GIVEN TASK
The records below should be written out again, exactly.

GIVEN RECORDS
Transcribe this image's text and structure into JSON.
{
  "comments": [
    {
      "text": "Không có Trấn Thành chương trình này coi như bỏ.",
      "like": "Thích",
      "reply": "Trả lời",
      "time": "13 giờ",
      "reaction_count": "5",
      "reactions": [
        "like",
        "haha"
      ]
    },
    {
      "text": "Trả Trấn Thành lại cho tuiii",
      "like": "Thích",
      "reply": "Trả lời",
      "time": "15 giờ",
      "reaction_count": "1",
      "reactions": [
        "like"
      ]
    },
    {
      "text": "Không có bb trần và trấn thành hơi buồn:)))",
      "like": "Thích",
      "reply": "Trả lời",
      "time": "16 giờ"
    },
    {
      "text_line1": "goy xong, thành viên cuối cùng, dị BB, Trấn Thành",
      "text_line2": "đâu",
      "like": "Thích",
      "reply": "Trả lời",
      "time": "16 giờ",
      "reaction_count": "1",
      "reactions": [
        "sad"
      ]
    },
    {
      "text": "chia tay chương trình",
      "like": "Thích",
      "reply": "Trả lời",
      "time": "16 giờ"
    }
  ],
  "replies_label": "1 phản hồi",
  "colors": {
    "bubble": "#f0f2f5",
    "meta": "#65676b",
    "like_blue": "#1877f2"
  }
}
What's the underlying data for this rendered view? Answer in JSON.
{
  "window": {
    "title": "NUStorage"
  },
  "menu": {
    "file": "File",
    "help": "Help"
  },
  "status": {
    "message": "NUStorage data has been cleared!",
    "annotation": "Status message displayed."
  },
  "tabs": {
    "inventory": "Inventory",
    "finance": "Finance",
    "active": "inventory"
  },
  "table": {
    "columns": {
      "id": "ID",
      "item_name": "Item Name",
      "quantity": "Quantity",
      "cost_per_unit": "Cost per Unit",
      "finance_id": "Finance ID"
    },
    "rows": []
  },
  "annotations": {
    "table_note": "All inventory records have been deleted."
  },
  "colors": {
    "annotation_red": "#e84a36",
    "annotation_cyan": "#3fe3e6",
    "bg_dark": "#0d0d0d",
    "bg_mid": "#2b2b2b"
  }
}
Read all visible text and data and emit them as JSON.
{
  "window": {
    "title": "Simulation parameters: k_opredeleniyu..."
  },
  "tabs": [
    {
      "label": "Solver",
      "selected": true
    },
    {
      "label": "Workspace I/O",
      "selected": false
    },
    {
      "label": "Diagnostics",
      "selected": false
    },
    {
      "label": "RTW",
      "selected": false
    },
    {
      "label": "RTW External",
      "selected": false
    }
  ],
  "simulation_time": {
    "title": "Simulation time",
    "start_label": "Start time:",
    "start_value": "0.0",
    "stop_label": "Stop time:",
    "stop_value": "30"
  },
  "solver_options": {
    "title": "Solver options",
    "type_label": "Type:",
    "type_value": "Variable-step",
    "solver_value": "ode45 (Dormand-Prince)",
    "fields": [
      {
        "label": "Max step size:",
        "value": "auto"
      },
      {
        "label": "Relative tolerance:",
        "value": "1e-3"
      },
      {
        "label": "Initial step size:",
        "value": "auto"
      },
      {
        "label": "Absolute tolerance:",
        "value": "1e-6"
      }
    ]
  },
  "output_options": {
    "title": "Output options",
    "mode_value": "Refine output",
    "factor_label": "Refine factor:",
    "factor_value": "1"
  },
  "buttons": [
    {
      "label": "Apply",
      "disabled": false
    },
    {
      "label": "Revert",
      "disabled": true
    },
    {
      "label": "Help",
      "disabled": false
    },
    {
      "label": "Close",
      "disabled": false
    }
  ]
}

WRITTEN RESPONSE
Transcribe this image's text and structure into JSON.
{
  "comments": [
    {
      "text": "Không có Trấn Thành chương trình này coi như bỏ.",
      "like": "Thích",
      "reply": "Trả lời",
      "time": "13 giờ",
      "reaction_count": "5",
      "reactions": [
        "like",
        "haha"
      ]
    },
    {
      "text": "Trả Trấn Thành lại cho tuiii",
      "like": "Thích",
      "reply": "Trả lời",
      "time": "15 giờ",
      "reaction_count": "1",
      "reactions": [
        "like"
      ]
    },
    {
      "text": "Không có bb trần và trấn thành hơi buồn:)))",
      "like": "Thích",
      "reply": "Trả lời",
      "time": "16 giờ"
    },
    {
      "text_line1": "goy xong, thành viên cuối cùng, dị BB, Trấn Thành",
      "text_line2": "đâu",
      "like": "Thích",
      "reply": "Trả lời",
      "time": "16 giờ",
      "reaction_count": "1",
      "reactions": [
        "sad"
      ]
    },
    {
      "text": "chia tay chương trình",
      "like": "Thích",
      "reply": "Trả lời",
      "time": "16 giờ"
    }
  ],
  "replies_label": "1 phản hồi",
  "colors": {
    "bubble": "#f0f2f5",
    "meta": "#65676b",
    "like_blue": "#1877f2"
  }
}
What's the underlying data for this rendered view? Answer in JSON.
{
  "window": {
    "title": "NUStorage"
  },
  "menu": {
    "file": "File",
    "help": "Help"
  },
  "status": {
    "message": "NUStorage data has been cleared!",
    "annotation": "Status message displayed."
  },
  "tabs": {
    "inventory": "Inventory",
    "finance": "Finance",
    "active": "inventory"
  },
  "table": {
    "columns": {
      "id": "ID",
      "item_name": "Item Name",
      "quantity": "Quantity",
      "cost_per_unit": "Cost per Unit",
      "finance_id": "Finance ID"
    },
    "rows": []
  },
  "annotations": {
    "table_note": "All inventory records have been deleted."
  },
  "colors": {
    "annotation_red": "#e84a36",
    "annotation_cyan": "#3fe3e6",
    "bg_dark": "#0d0d0d",
    "bg_mid": "#2b2b2b"
  }
}
Read all visible text and data and emit them as JSON.
{
  "window": {
    "title": "Simulation parameters: k_opredeleniyu..."
  },
  "tabs": [
    {
      "label": "Solver",
      "selected": true
    },
    {
      "label": "Workspace I/O",
      "selected": false
    },
    {
      "label": "Diagnostics",
      "selected": false
    },
    {
      "label": "RTW",
      "selected": false
    },
    {
      "label": "RTW External",
      "selected": false
    }
  ],
  "simulation_time": {
    "title": "Simulation time",
    "start_label": "Start time:",
    "start_value": "0.0",
    "stop_label": "Stop time:",
    "stop_value": "30"
  },
  "solver_options": {
    "title": "Solver options",
    "type_label": "Type:",
    "type_value": "Variable-step",
    "solver_value": "ode45 (Dormand-Prince)",
    "fields": [
      {
        "label": "Max step size:",
        "value": "auto"
      },
      {
        "label": "Relative tolerance:",
        "value": "1e-3"
      },
      {
        "label": "Initial step size:",
        "value": "auto"
      },
      {
        "label": "Absolute tolerance:",
        "value": "1e-6"
      }
    ]
  },
  "output_options": {
    "title": "Output options",
    "mode_value": "Refine output",
    "factor_label": "Refine factor:",
    "factor_value": "1"
  },
  "buttons": [
    {
      "label": "Apply",
      "disabled": false
    },
    {
      "label": "Revert",
      "disabled": true
    },
    {
      "label": "Help",
      "disabled": false
    },
    {
      "label": "Close",
      "disabled": false
    }
  ]
}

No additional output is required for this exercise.